EXERCISE REQUIREMENTS: Restate the whole listing word for word. Pictures are left out.

— begin —

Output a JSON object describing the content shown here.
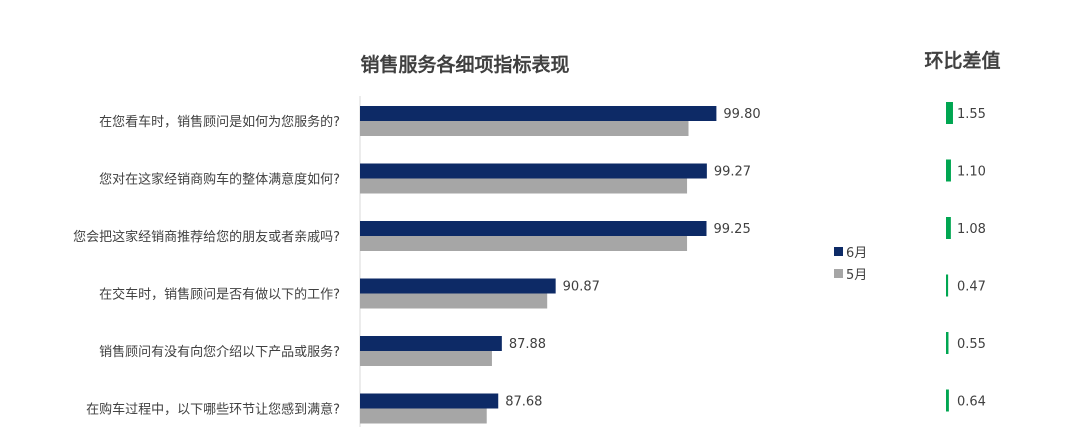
{
  "chart_data": {
    "type": "bar",
    "orientation": "horizontal",
    "title": "销售服务各细项指标表现",
    "categories": [
      "在您看车时，销售顾问是如何为您服务的?",
      "您对在这家经销商购车的整体满意度如何?",
      "您会把这家经销商推荐给您的朋友或者亲戚吗?",
      "在交车时，销售顾问是否有做以下的工作?",
      "销售顾问有没有向您介绍以下产品或服务?",
      "在购车过程中，以下哪些环节让您感到满意?"
    ],
    "series": [
      {
        "name": "6月",
        "color": "#0d2a66",
        "values": [
          99.8,
          99.27,
          99.25,
          90.87,
          87.88,
          87.68
        ],
        "labels": [
          "99.80",
          "99.27",
          "99.25",
          "90.87",
          "87.88",
          "87.68"
        ]
      },
      {
        "name": "5月",
        "color": "#a6a6a6",
        "values": [
          98.25,
          98.17,
          98.17,
          90.4,
          87.33,
          87.04
        ]
      }
    ],
    "xlim": [
      80,
      100
    ],
    "legend_position": "right",
    "grid": false,
    "diff": {
      "title": "环比差值",
      "color": "#00a651",
      "values": [
        1.55,
        1.1,
        1.08,
        0.47,
        0.55,
        0.64
      ],
      "labels": [
        "1.55",
        "1.10",
        "1.08",
        "0.47",
        "0.55",
        "0.64"
      ]
    }
  }
}
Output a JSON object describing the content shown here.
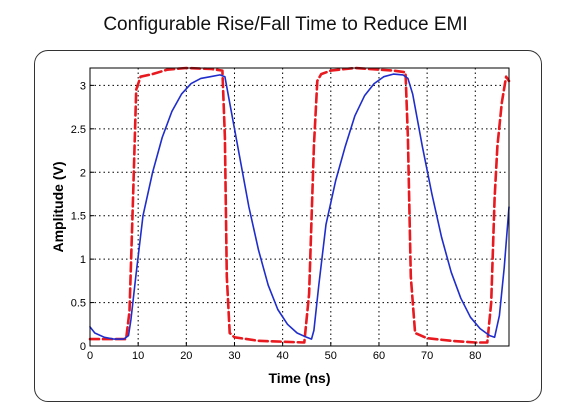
{
  "chart_data": {
    "type": "line",
    "title": "Configurable Rise/Fall Time to Reduce EMI",
    "xlabel": "Time (ns)",
    "ylabel": "Amplitude (V)",
    "xlim": [
      0,
      87
    ],
    "ylim": [
      0,
      3.2
    ],
    "x_ticks": [
      0,
      10,
      20,
      30,
      40,
      50,
      60,
      70,
      80
    ],
    "y_ticks": [
      0,
      0.5,
      1,
      1.5,
      2,
      2.5,
      3
    ],
    "x_tick_labels": [
      "0",
      "10",
      "20",
      "30",
      "40",
      "50",
      "60",
      "70",
      "80"
    ],
    "y_tick_labels": [
      "0",
      "0.5",
      "1",
      "1.5",
      "2",
      "2.5",
      "3"
    ],
    "grid": true,
    "series": [
      {
        "color": "#e8191f",
        "style": "dashed",
        "x": [
          0,
          7.5,
          8.2,
          9.0,
          9.6,
          10.5,
          13,
          16,
          20,
          25,
          27.5,
          28.0,
          28.4,
          29.0,
          30,
          35,
          40,
          44.5,
          45.5,
          46.5,
          47.2,
          48,
          50,
          55,
          60,
          63,
          65.5,
          66.0,
          66.6,
          67.5,
          70,
          75,
          80,
          82.5,
          83.3,
          84.0,
          84.6,
          85.5,
          86.4,
          87
        ],
        "y": [
          0.08,
          0.08,
          0.4,
          1.8,
          2.95,
          3.1,
          3.13,
          3.18,
          3.2,
          3.19,
          3.17,
          2.4,
          0.8,
          0.15,
          0.1,
          0.06,
          0.05,
          0.04,
          0.6,
          2.3,
          3.05,
          3.13,
          3.17,
          3.2,
          3.18,
          3.17,
          3.15,
          2.4,
          0.8,
          0.15,
          0.09,
          0.06,
          0.04,
          0.04,
          0.5,
          1.7,
          2.3,
          2.8,
          3.1,
          3.05
        ]
      },
      {
        "color": "#1f2dcc",
        "style": "solid",
        "x": [
          0,
          1,
          3,
          5,
          7,
          8,
          8.5,
          9.5,
          11,
          13,
          15,
          17,
          19,
          21,
          23,
          25,
          27,
          28,
          29,
          31,
          33,
          35,
          37,
          39,
          41,
          43,
          45,
          46,
          46.5,
          47.5,
          49,
          51,
          53,
          55,
          57,
          59,
          61,
          63,
          65,
          66,
          67,
          69,
          71,
          73,
          75,
          77,
          79,
          81,
          83,
          84,
          85,
          86,
          87
        ],
        "y": [
          0.22,
          0.15,
          0.1,
          0.08,
          0.08,
          0.12,
          0.3,
          0.8,
          1.5,
          2.0,
          2.4,
          2.7,
          2.9,
          3.02,
          3.08,
          3.1,
          3.12,
          3.1,
          2.8,
          2.2,
          1.6,
          1.1,
          0.7,
          0.42,
          0.25,
          0.15,
          0.1,
          0.08,
          0.18,
          0.7,
          1.4,
          1.9,
          2.3,
          2.65,
          2.88,
          3.02,
          3.1,
          3.13,
          3.12,
          3.08,
          2.9,
          2.3,
          1.75,
          1.25,
          0.85,
          0.55,
          0.33,
          0.2,
          0.12,
          0.1,
          0.35,
          0.9,
          1.6
        ]
      }
    ]
  }
}
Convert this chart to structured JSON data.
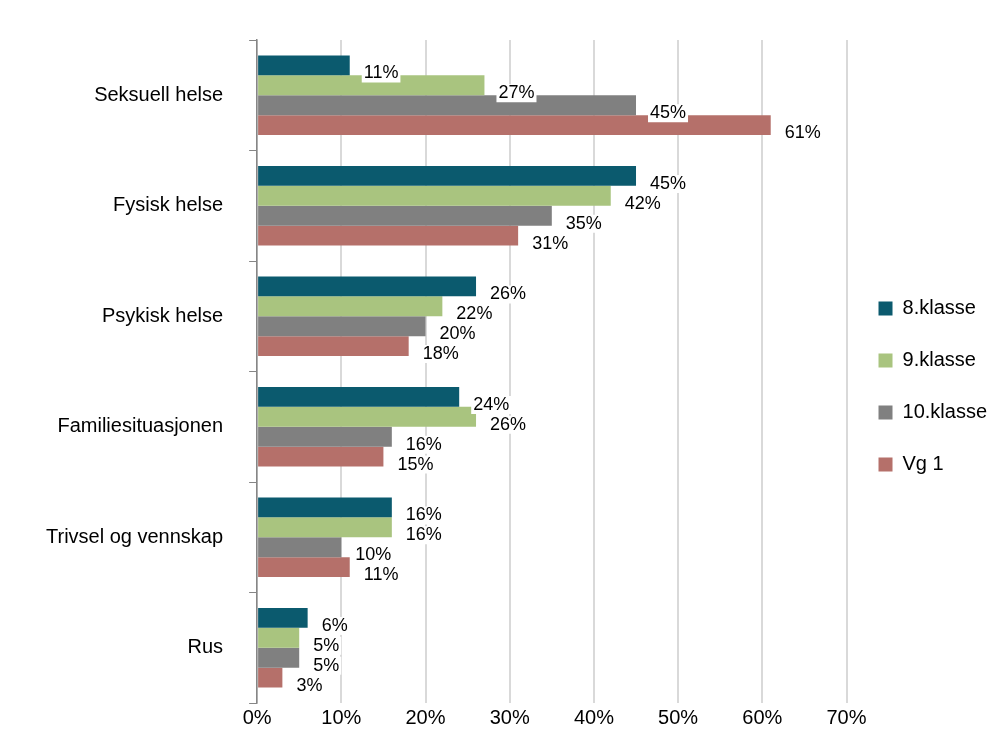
{
  "chart_data": {
    "type": "bar",
    "orientation": "horizontal",
    "categories": [
      "Seksuell helse",
      "Fysisk helse",
      "Psykisk helse",
      "Familiesituasjonen",
      "Trivsel og vennskap",
      "Rus"
    ],
    "series": [
      {
        "name": "8.klasse",
        "color": "#0b5a6e",
        "values": [
          11,
          45,
          26,
          24,
          16,
          6
        ],
        "value_labels": [
          "11%",
          "45%",
          "26%",
          "24%",
          "16%",
          "6%"
        ]
      },
      {
        "name": "9.klasse",
        "color": "#a9c47f",
        "values": [
          27,
          42,
          22,
          26,
          16,
          5
        ],
        "value_labels": [
          "27%",
          "42%",
          "22%",
          "26%",
          "16%",
          "5%"
        ]
      },
      {
        "name": "10.klasse",
        "color": "#808080",
        "values": [
          45,
          35,
          20,
          16,
          10,
          5
        ],
        "value_labels": [
          "45%",
          "35%",
          "20%",
          "16%",
          "10%",
          "5%"
        ]
      },
      {
        "name": "Vg 1",
        "color": "#b5706a",
        "values": [
          61,
          31,
          18,
          15,
          11,
          3
        ],
        "value_labels": [
          "61%",
          "31%",
          "18%",
          "15%",
          "11%",
          "3%"
        ]
      }
    ],
    "xlim": [
      0,
      70
    ],
    "xticks": [
      {
        "value": 0,
        "label": "0%"
      },
      {
        "value": 10,
        "label": "10%"
      },
      {
        "value": 20,
        "label": "20%"
      },
      {
        "value": 30,
        "label": "30%"
      },
      {
        "value": 40,
        "label": "40%"
      },
      {
        "value": 50,
        "label": "50%"
      },
      {
        "value": 60,
        "label": "60%"
      },
      {
        "value": 70,
        "label": "70%"
      }
    ],
    "grid": "x",
    "legend": "right"
  }
}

— end —

RESPONSE FOR THIS EXERCISE:
Output a JSON object describing the content shown here.
{
  "chart_data": {
    "type": "bar",
    "orientation": "horizontal",
    "title": "销售服务各细项指标表现",
    "categories": [
      "在您看车时，销售顾问是如何为您服务的?",
      "您对在这家经销商购车的整体满意度如何?",
      "您会把这家经销商推荐给您的朋友或者亲戚吗?",
      "在交车时，销售顾问是否有做以下的工作?",
      "销售顾问有没有向您介绍以下产品或服务?",
      "在购车过程中，以下哪些环节让您感到满意?"
    ],
    "series": [
      {
        "name": "6月",
        "color": "#0d2a66",
        "values": [
          99.8,
          99.27,
          99.25,
          90.87,
          87.88,
          87.68
        ],
        "labels": [
          "99.80",
          "99.27",
          "99.25",
          "90.87",
          "87.88",
          "87.68"
        ]
      },
      {
        "name": "5月",
        "color": "#a6a6a6",
        "values": [
          98.25,
          98.17,
          98.17,
          90.4,
          87.33,
          87.04
        ]
      }
    ],
    "xlim": [
      80,
      100
    ],
    "legend_position": "right",
    "grid": false,
    "diff": {
      "title": "环比差值",
      "color": "#00a651",
      "values": [
        1.55,
        1.1,
        1.08,
        0.47,
        0.55,
        0.64
      ],
      "labels": [
        "1.55",
        "1.10",
        "1.08",
        "0.47",
        "0.55",
        "0.64"
      ]
    }
  }
}
Output a JSON object describing the content shown here.
{
  "chart_data": {
    "type": "line",
    "title": "Configurable Rise/Fall Time to Reduce EMI",
    "xlabel": "Time (ns)",
    "ylabel": "Amplitude (V)",
    "xlim": [
      0,
      87
    ],
    "ylim": [
      0,
      3.2
    ],
    "x_ticks": [
      0,
      10,
      20,
      30,
      40,
      50,
      60,
      70,
      80
    ],
    "y_ticks": [
      0,
      0.5,
      1,
      1.5,
      2,
      2.5,
      3
    ],
    "x_tick_labels": [
      "0",
      "10",
      "20",
      "30",
      "40",
      "50",
      "60",
      "70",
      "80"
    ],
    "y_tick_labels": [
      "0",
      "0.5",
      "1",
      "1.5",
      "2",
      "2.5",
      "3"
    ],
    "grid": true,
    "series": [
      {
        "color": "#e8191f",
        "style": "dashed",
        "x": [
          0,
          7.5,
          8.2,
          9.0,
          9.6,
          10.5,
          13,
          16,
          20,
          25,
          27.5,
          28.0,
          28.4,
          29.0,
          30,
          35,
          40,
          44.5,
          45.5,
          46.5,
          47.2,
          48,
          50,
          55,
          60,
          63,
          65.5,
          66.0,
          66.6,
          67.5,
          70,
          75,
          80,
          82.5,
          83.3,
          84.0,
          84.6,
          85.5,
          86.4,
          87
        ],
        "y": [
          0.08,
          0.08,
          0.4,
          1.8,
          2.95,
          3.1,
          3.13,
          3.18,
          3.2,
          3.19,
          3.17,
          2.4,
          0.8,
          0.15,
          0.1,
          0.06,
          0.05,
          0.04,
          0.6,
          2.3,
          3.05,
          3.13,
          3.17,
          3.2,
          3.18,
          3.17,
          3.15,
          2.4,
          0.8,
          0.15,
          0.09,
          0.06,
          0.04,
          0.04,
          0.5,
          1.7,
          2.3,
          2.8,
          3.1,
          3.05
        ]
      },
      {
        "color": "#1f2dcc",
        "style": "solid",
        "x": [
          0,
          1,
          3,
          5,
          7,
          8,
          8.5,
          9.5,
          11,
          13,
          15,
          17,
          19,
          21,
          23,
          25,
          27,
          28,
          29,
          31,
          33,
          35,
          37,
          39,
          41,
          43,
          45,
          46,
          46.5,
          47.5,
          49,
          51,
          53,
          55,
          57,
          59,
          61,
          63,
          65,
          66,
          67,
          69,
          71,
          73,
          75,
          77,
          79,
          81,
          83,
          84,
          85,
          86,
          87
        ],
        "y": [
          0.22,
          0.15,
          0.1,
          0.08,
          0.08,
          0.12,
          0.3,
          0.8,
          1.5,
          2.0,
          2.4,
          2.7,
          2.9,
          3.02,
          3.08,
          3.1,
          3.12,
          3.1,
          2.8,
          2.2,
          1.6,
          1.1,
          0.7,
          0.42,
          0.25,
          0.15,
          0.1,
          0.08,
          0.18,
          0.7,
          1.4,
          1.9,
          2.3,
          2.65,
          2.88,
          3.02,
          3.1,
          3.13,
          3.12,
          3.08,
          2.9,
          2.3,
          1.75,
          1.25,
          0.85,
          0.55,
          0.33,
          0.2,
          0.12,
          0.1,
          0.35,
          0.9,
          1.6
        ]
      }
    ]
  }
}
Convert this chart to structured JSON data.
{
  "chart_data": {
    "type": "bar",
    "orientation": "horizontal",
    "categories": [
      "Seksuell helse",
      "Fysisk helse",
      "Psykisk helse",
      "Familiesituasjonen",
      "Trivsel og vennskap",
      "Rus"
    ],
    "series": [
      {
        "name": "8.klasse",
        "color": "#0b5a6e",
        "values": [
          11,
          45,
          26,
          24,
          16,
          6
        ],
        "value_labels": [
          "11%",
          "45%",
          "26%",
          "24%",
          "16%",
          "6%"
        ]
      },
      {
        "name": "9.klasse",
        "color": "#a9c47f",
        "values": [
          27,
          42,
          22,
          26,
          16,
          5
        ],
        "value_labels": [
          "27%",
          "42%",
          "22%",
          "26%",
          "16%",
          "5%"
        ]
      },
      {
        "name": "10.klasse",
        "color": "#808080",
        "values": [
          45,
          35,
          20,
          16,
          10,
          5
        ],
        "value_labels": [
          "45%",
          "35%",
          "20%",
          "16%",
          "10%",
          "5%"
        ]
      },
      {
        "name": "Vg 1",
        "color": "#b5706a",
        "values": [
          61,
          31,
          18,
          15,
          11,
          3
        ],
        "value_labels": [
          "61%",
          "31%",
          "18%",
          "15%",
          "11%",
          "3%"
        ]
      }
    ],
    "xlim": [
      0,
      70
    ],
    "xticks": [
      {
        "value": 0,
        "label": "0%"
      },
      {
        "value": 10,
        "label": "10%"
      },
      {
        "value": 20,
        "label": "20%"
      },
      {
        "value": 30,
        "label": "30%"
      },
      {
        "value": 40,
        "label": "40%"
      },
      {
        "value": 50,
        "label": "50%"
      },
      {
        "value": 60,
        "label": "60%"
      },
      {
        "value": 70,
        "label": "70%"
      }
    ],
    "grid": "x",
    "legend": "right"
  }
}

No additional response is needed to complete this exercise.